:: Working data

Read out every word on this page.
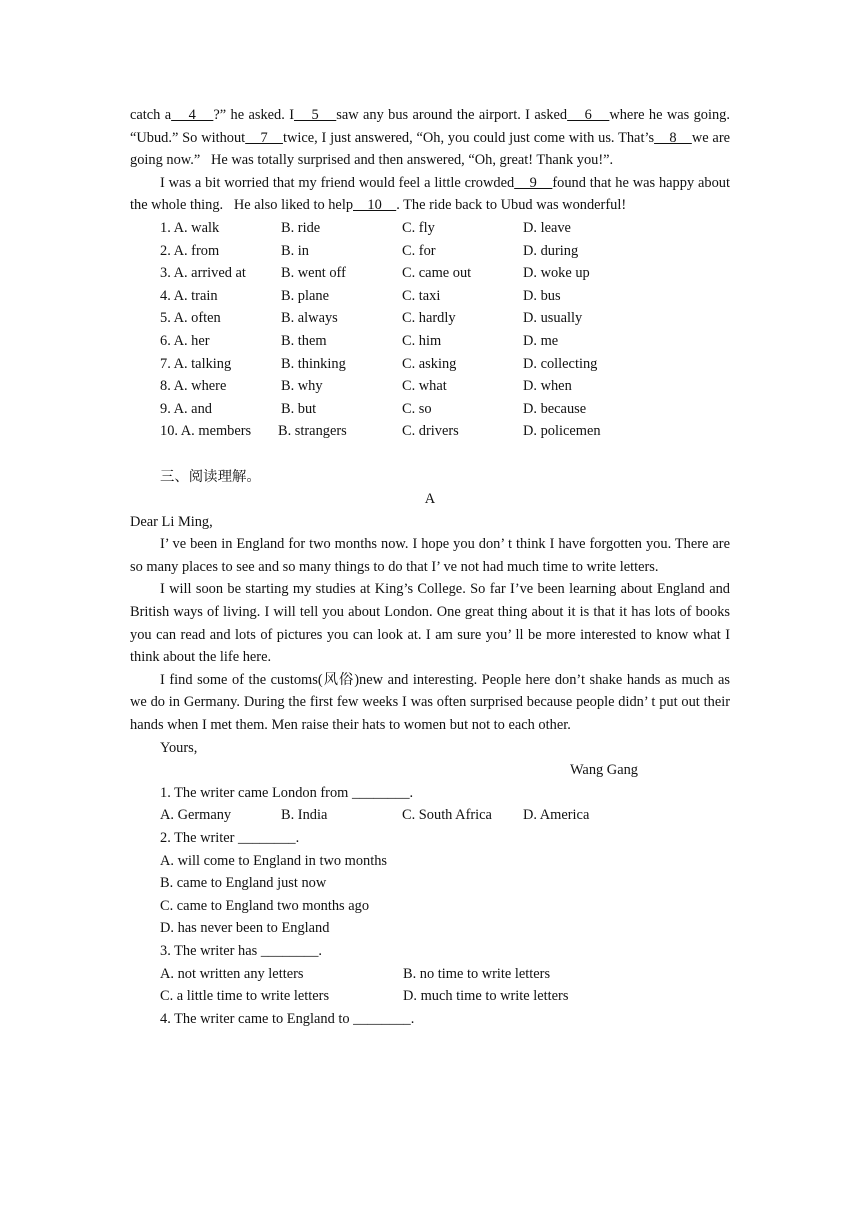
catch a    4    ?” he asked. I    5    saw any bus around the airport. I asked    6    where he was going. “Ubud.” So without    7    twice, I just answered, “Oh, you could just come with us. That’s    8    we are going now.”   He was totally surprised and then answered, “Oh, great! Thank you!”.

I was a bit worried that my friend would feel a little crowded    9    found that he was happy about the whole thing.   He also liked to help    10    . The ride back to Ubud was wonderful!

1. A. walk	B. ride	C. fly	D. leave
2. A. from	B. in	C. for	D. during
3. A. arrived at	B. went off	C. came out	D. woke up
4. A. train	B. plane	C. taxi	D. bus
5. A. often	B. always	C. hardly	D. usually
6. A. her	B. them	C. him	D. me
7. A. talking	B. thinking	C. asking	D. collecting
8. A. where	B. why	C. what	D. when
9. A. and	B. but	C. so	D. because
10. A. members	B. strangers	C. drivers	D. policemen

三、阅读理解。

A

Dear Li Ming,

I’ ve been in England for two months now. I hope you don’ t think I have forgotten you. There are so many places to see and so many things to do that I’ ve not had much time to write letters.

I will soon be starting my studies at King’s College. So far I’ve been learning about England and British ways of living. I will tell you about London. One great thing about it is that it has lots of books you can read and lots of pictures you can look at. I am sure you’ ll be more interested to know what I think about the life here.

I find some of the customs(风俗)new and interesting. People here don’t shake hands as much as we do in Germany. During the first few weeks I was often surprised because people didn’ t put out their hands when I met them. Men raise their hats to women but not to each other.

Yours,

Wang Gang

1. The writer came London from ________.

A. Germany	B. India	C. South Africa	D. America

2. The writer ________.

A. will come to England in two months

B. came to England just now

C. came to England two months ago

D. has never been to England

3. The writer has ________.

A. not written any letters	B. no time to write letters
C. a little time to write letters	D. much time to write letters

4. The writer came to England to ________.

::::

- _Problem statement_: Check each line above for the string "from" and show the ones that have it.

- _Task result_:
2. A. from	B. in	C. for	D. during
1. The writer came London from ________.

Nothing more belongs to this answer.